** BEGIN DATA RECORDS **
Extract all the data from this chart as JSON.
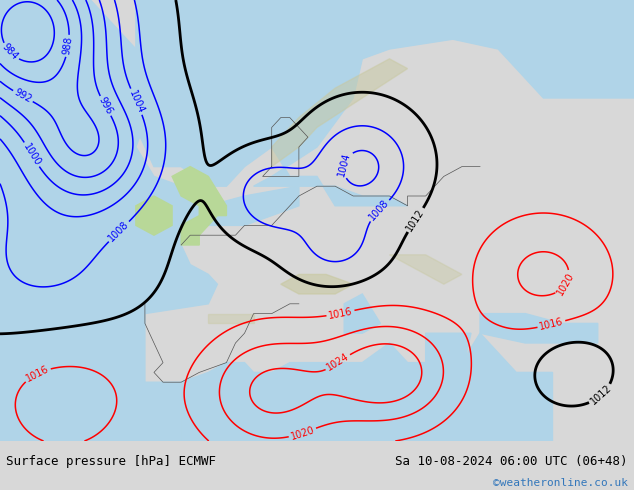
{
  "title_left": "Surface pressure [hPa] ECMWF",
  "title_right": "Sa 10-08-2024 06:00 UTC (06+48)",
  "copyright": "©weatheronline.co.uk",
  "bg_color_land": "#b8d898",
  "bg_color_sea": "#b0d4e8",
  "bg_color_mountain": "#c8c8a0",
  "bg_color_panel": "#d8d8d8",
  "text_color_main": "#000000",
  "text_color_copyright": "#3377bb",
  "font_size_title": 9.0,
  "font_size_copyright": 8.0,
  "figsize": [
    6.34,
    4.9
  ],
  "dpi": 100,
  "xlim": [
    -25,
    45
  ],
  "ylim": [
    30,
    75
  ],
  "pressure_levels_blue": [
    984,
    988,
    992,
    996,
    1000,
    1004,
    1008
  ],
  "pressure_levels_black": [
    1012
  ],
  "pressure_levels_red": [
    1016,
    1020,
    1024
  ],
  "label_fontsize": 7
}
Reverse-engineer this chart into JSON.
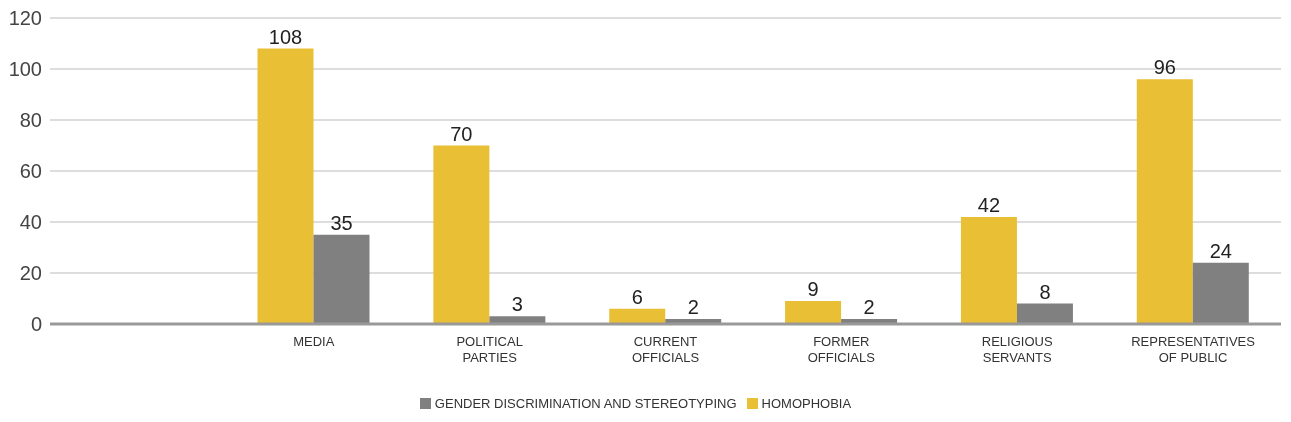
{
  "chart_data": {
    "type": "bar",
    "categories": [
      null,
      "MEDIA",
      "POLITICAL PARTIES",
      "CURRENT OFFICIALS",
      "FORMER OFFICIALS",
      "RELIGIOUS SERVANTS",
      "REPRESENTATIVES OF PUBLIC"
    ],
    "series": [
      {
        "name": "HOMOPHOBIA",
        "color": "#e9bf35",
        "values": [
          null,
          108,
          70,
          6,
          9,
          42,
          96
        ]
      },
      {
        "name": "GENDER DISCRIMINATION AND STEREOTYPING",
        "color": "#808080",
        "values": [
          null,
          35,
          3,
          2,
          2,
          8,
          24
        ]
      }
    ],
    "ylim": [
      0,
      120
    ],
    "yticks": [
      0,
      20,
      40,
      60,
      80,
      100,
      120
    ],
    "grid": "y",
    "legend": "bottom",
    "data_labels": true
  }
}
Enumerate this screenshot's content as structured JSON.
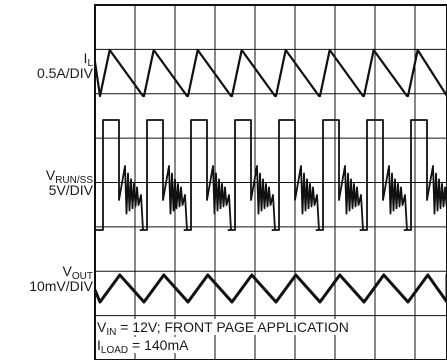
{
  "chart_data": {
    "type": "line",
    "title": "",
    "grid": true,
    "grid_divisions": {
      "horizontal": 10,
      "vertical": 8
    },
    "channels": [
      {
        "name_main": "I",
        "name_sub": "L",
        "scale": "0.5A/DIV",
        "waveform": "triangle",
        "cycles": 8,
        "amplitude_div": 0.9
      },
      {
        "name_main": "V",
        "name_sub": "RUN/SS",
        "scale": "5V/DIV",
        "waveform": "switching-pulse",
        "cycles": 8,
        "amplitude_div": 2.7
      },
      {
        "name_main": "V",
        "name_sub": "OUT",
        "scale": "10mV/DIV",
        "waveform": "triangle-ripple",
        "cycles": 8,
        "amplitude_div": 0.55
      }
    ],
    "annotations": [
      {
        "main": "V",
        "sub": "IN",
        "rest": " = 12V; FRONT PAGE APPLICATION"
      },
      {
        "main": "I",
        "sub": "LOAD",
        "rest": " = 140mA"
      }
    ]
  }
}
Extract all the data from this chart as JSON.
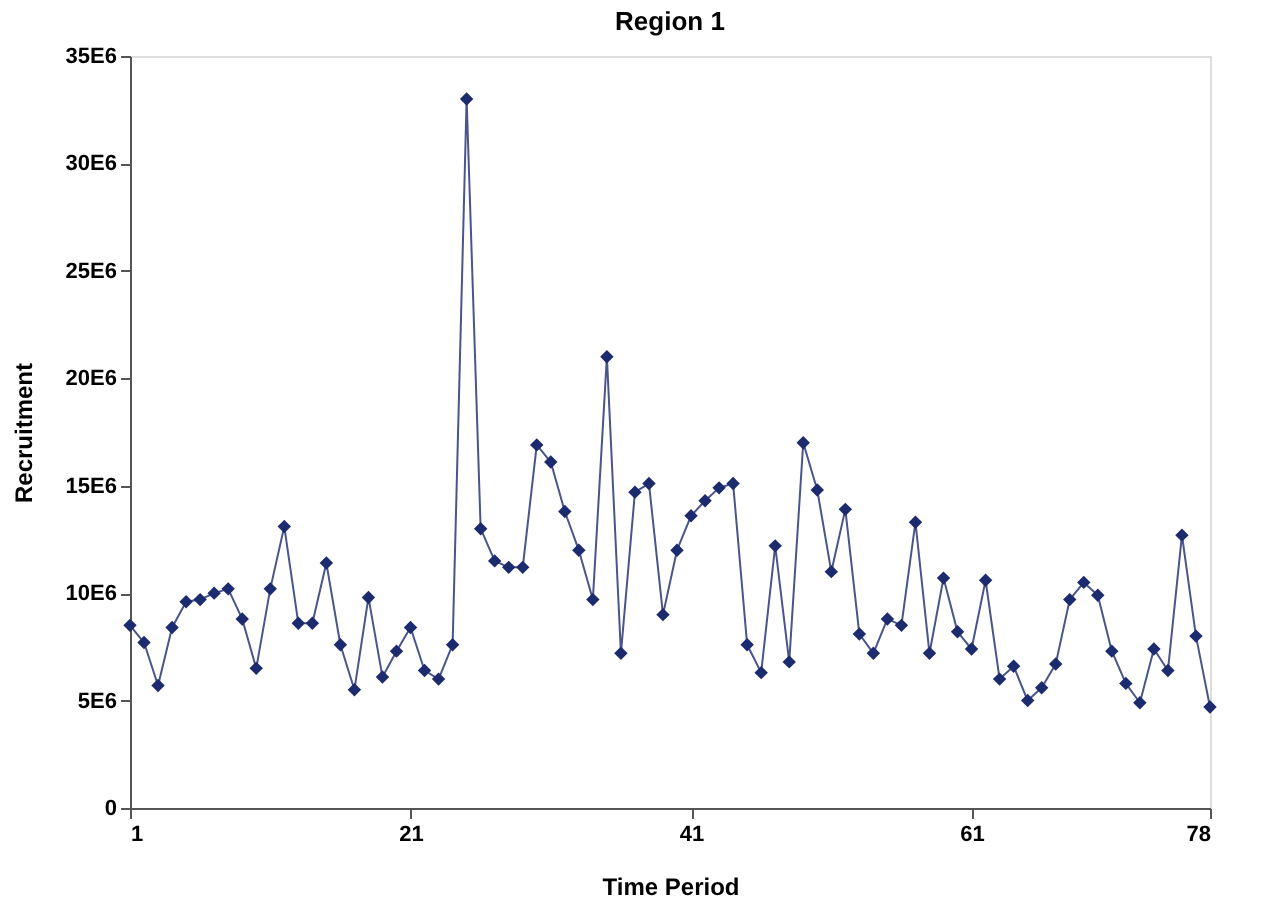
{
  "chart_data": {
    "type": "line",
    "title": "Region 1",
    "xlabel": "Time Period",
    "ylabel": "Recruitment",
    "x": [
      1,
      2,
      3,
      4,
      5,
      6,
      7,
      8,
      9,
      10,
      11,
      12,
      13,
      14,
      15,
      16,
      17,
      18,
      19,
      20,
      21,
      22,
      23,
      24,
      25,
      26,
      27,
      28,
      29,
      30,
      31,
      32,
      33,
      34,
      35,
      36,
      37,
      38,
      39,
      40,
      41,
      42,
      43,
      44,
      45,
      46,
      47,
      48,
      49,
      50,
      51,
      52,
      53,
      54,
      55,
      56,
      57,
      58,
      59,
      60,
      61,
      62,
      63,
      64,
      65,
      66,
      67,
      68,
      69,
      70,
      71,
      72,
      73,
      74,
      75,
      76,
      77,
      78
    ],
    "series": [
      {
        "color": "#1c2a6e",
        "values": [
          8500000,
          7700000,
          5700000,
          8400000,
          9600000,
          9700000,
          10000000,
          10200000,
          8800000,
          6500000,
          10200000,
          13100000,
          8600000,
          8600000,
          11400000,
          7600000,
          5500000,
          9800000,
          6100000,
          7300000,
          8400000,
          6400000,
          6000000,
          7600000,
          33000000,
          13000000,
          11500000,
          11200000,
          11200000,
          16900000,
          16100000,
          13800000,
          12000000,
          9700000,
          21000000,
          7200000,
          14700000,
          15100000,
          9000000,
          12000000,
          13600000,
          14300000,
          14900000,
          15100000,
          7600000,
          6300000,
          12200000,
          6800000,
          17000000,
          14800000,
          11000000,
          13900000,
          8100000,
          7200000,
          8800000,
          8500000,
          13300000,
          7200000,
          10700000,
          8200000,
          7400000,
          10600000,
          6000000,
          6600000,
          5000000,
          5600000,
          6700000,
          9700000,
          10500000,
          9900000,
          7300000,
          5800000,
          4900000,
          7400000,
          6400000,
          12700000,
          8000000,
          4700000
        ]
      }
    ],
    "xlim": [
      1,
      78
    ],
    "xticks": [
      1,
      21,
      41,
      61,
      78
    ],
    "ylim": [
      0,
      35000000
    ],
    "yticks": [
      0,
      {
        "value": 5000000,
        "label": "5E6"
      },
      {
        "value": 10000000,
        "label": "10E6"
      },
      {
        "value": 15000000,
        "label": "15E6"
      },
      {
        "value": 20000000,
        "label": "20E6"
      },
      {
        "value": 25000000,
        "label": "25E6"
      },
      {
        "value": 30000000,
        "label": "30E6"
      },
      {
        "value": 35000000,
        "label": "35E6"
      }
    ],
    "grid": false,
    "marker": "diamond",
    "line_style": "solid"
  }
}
** END DATA RECORDS **
PROBLEM REQUIREMENTS
Your task is an exact transcription of all the data, minus the pictures.

OUTPUT FOR THIS EXERCISE
Extract all the data from this chart as JSON.
{
  "title_left": "Surface pressure [hPa] ECMWF",
  "title_right": "Sa 10-08-2024 06:00 UTC (06+48)",
  "copyright": "©weatheronline.co.uk",
  "bg_color_land": "#b8d898",
  "bg_color_sea": "#b0d4e8",
  "bg_color_mountain": "#c8c8a0",
  "bg_color_panel": "#d8d8d8",
  "text_color_main": "#000000",
  "text_color_copyright": "#3377bb",
  "font_size_title": 9.0,
  "font_size_copyright": 8.0,
  "figsize": [
    6.34,
    4.9
  ],
  "dpi": 100,
  "xlim": [
    -25,
    45
  ],
  "ylim": [
    30,
    75
  ],
  "pressure_levels_blue": [
    984,
    988,
    992,
    996,
    1000,
    1004,
    1008
  ],
  "pressure_levels_black": [
    1012
  ],
  "pressure_levels_red": [
    1016,
    1020,
    1024
  ],
  "label_fontsize": 7
}
Reverse-engineer this chart into JSON.
{
  "chart_data": {
    "type": "bar",
    "categories": [
      null,
      "MEDIA",
      "POLITICAL PARTIES",
      "CURRENT OFFICIALS",
      "FORMER OFFICIALS",
      "RELIGIOUS SERVANTS",
      "REPRESENTATIVES OF PUBLIC"
    ],
    "series": [
      {
        "name": "HOMOPHOBIA",
        "color": "#e9bf35",
        "values": [
          null,
          108,
          70,
          6,
          9,
          42,
          96
        ]
      },
      {
        "name": "GENDER DISCRIMINATION AND STEREOTYPING",
        "color": "#808080",
        "values": [
          null,
          35,
          3,
          2,
          2,
          8,
          24
        ]
      }
    ],
    "ylim": [
      0,
      120
    ],
    "yticks": [
      0,
      20,
      40,
      60,
      80,
      100,
      120
    ],
    "grid": "y",
    "legend": "bottom",
    "data_labels": true
  }
}
Enumerate this screenshot's content as structured JSON.
{
  "chart_data": {
    "type": "line",
    "title": "",
    "grid": true,
    "grid_divisions": {
      "horizontal": 10,
      "vertical": 8
    },
    "channels": [
      {
        "name_main": "I",
        "name_sub": "L",
        "scale": "0.5A/DIV",
        "waveform": "triangle",
        "cycles": 8,
        "amplitude_div": 0.9
      },
      {
        "name_main": "V",
        "name_sub": "RUN/SS",
        "scale": "5V/DIV",
        "waveform": "switching-pulse",
        "cycles": 8,
        "amplitude_div": 2.7
      },
      {
        "name_main": "V",
        "name_sub": "OUT",
        "scale": "10mV/DIV",
        "waveform": "triangle-ripple",
        "cycles": 8,
        "amplitude_div": 0.55
      }
    ],
    "annotations": [
      {
        "main": "V",
        "sub": "IN",
        "rest": " = 12V; FRONT PAGE APPLICATION"
      },
      {
        "main": "I",
        "sub": "LOAD",
        "rest": " = 140mA"
      }
    ]
  }
}
Extract all the data from this chart as JSON.
{
  "chart_data": {
    "type": "line",
    "title": "Region 1",
    "xlabel": "Time Period",
    "ylabel": "Recruitment",
    "x": [
      1,
      2,
      3,
      4,
      5,
      6,
      7,
      8,
      9,
      10,
      11,
      12,
      13,
      14,
      15,
      16,
      17,
      18,
      19,
      20,
      21,
      22,
      23,
      24,
      25,
      26,
      27,
      28,
      29,
      30,
      31,
      32,
      33,
      34,
      35,
      36,
      37,
      38,
      39,
      40,
      41,
      42,
      43,
      44,
      45,
      46,
      47,
      48,
      49,
      50,
      51,
      52,
      53,
      54,
      55,
      56,
      57,
      58,
      59,
      60,
      61,
      62,
      63,
      64,
      65,
      66,
      67,
      68,
      69,
      70,
      71,
      72,
      73,
      74,
      75,
      76,
      77,
      78
    ],
    "series": [
      {
        "color": "#1c2a6e",
        "values": [
          8500000,
          7700000,
          5700000,
          8400000,
          9600000,
          9700000,
          10000000,
          10200000,
          8800000,
          6500000,
          10200000,
          13100000,
          8600000,
          8600000,
          11400000,
          7600000,
          5500000,
          9800000,
          6100000,
          7300000,
          8400000,
          6400000,
          6000000,
          7600000,
          33000000,
          13000000,
          11500000,
          11200000,
          11200000,
          16900000,
          16100000,
          13800000,
          12000000,
          9700000,
          21000000,
          7200000,
          14700000,
          15100000,
          9000000,
          12000000,
          13600000,
          14300000,
          14900000,
          15100000,
          7600000,
          6300000,
          12200000,
          6800000,
          17000000,
          14800000,
          11000000,
          13900000,
          8100000,
          7200000,
          8800000,
          8500000,
          13300000,
          7200000,
          10700000,
          8200000,
          7400000,
          10600000,
          6000000,
          6600000,
          5000000,
          5600000,
          6700000,
          9700000,
          10500000,
          9900000,
          7300000,
          5800000,
          4900000,
          7400000,
          6400000,
          12700000,
          8000000,
          4700000
        ]
      }
    ],
    "xlim": [
      1,
      78
    ],
    "xticks": [
      1,
      21,
      41,
      61,
      78
    ],
    "ylim": [
      0,
      35000000
    ],
    "yticks": [
      0,
      {
        "value": 5000000,
        "label": "5E6"
      },
      {
        "value": 10000000,
        "label": "10E6"
      },
      {
        "value": 15000000,
        "label": "15E6"
      },
      {
        "value": 20000000,
        "label": "20E6"
      },
      {
        "value": 25000000,
        "label": "25E6"
      },
      {
        "value": 30000000,
        "label": "30E6"
      },
      {
        "value": 35000000,
        "label": "35E6"
      }
    ],
    "grid": false,
    "marker": "diamond",
    "line_style": "solid"
  }
}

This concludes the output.